Extract each line bearing the word "title".

Extracted records:

* * * *

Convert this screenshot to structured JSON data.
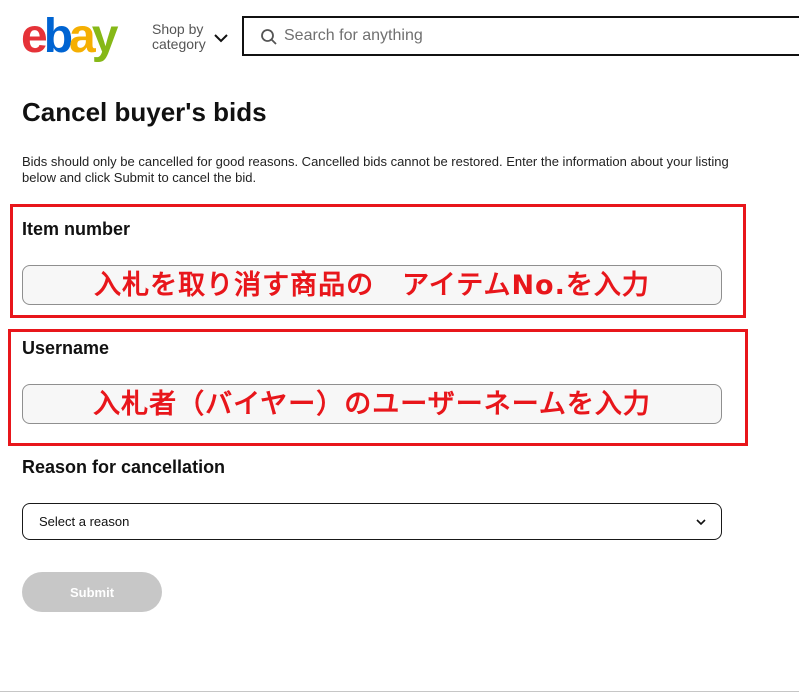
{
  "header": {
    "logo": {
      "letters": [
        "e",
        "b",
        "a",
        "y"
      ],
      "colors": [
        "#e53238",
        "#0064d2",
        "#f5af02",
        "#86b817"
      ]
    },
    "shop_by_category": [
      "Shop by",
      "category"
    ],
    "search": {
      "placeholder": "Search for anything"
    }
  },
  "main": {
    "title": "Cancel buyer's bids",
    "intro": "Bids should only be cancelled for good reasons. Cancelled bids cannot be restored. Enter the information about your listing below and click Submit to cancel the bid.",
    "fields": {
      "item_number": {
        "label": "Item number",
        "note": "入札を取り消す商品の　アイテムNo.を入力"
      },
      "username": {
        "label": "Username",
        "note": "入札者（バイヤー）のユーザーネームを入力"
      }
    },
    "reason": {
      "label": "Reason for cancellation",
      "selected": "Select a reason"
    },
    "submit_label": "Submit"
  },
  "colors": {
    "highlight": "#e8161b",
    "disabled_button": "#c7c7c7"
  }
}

* * * *

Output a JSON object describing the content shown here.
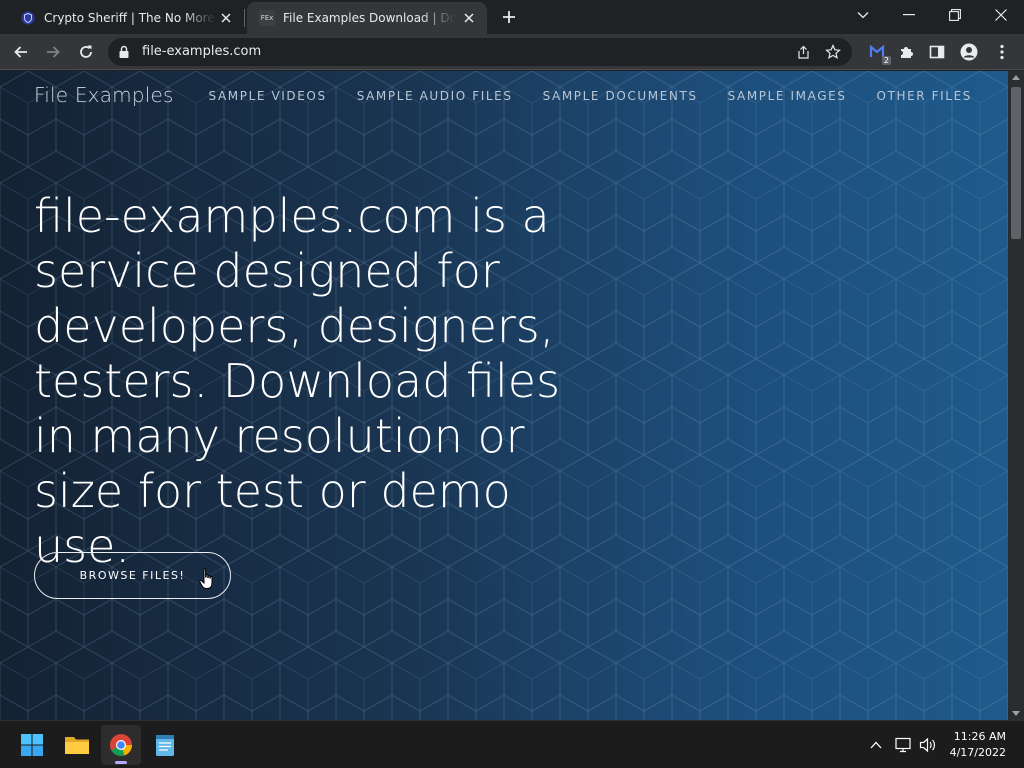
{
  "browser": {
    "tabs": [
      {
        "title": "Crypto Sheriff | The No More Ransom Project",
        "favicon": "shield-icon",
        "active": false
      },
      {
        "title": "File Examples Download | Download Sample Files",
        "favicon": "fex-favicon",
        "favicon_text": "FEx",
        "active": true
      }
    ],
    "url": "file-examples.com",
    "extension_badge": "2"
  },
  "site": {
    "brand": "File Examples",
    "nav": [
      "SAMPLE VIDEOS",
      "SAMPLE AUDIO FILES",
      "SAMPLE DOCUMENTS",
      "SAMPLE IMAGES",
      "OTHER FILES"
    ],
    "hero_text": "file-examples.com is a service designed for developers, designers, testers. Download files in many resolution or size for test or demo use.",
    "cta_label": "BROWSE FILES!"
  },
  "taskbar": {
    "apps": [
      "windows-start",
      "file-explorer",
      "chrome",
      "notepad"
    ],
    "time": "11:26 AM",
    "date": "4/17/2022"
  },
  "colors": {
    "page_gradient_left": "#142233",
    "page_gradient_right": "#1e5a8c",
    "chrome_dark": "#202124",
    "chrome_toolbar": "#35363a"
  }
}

* * * *

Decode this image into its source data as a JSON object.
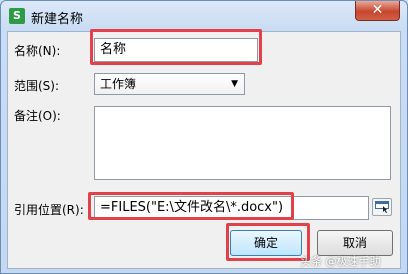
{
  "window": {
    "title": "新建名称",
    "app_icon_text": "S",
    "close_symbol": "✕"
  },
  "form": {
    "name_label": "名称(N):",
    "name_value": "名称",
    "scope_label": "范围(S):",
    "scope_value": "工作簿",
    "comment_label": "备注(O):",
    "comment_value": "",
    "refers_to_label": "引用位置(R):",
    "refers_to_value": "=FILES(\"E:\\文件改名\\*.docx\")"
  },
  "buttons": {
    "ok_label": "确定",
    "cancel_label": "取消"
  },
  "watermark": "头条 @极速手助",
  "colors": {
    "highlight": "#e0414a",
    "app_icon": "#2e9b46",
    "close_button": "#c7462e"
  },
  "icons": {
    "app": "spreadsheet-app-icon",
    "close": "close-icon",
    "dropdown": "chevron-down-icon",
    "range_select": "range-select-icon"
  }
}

* * * *

■ COMPLETED EXERCISE:
    "title": "Cancel buyer's bids",
        "title": "Crypto Sheriff | The No More Ransom Project",
        "title": "File Examples Download | Download Sample Files",
    "title": "新建名称",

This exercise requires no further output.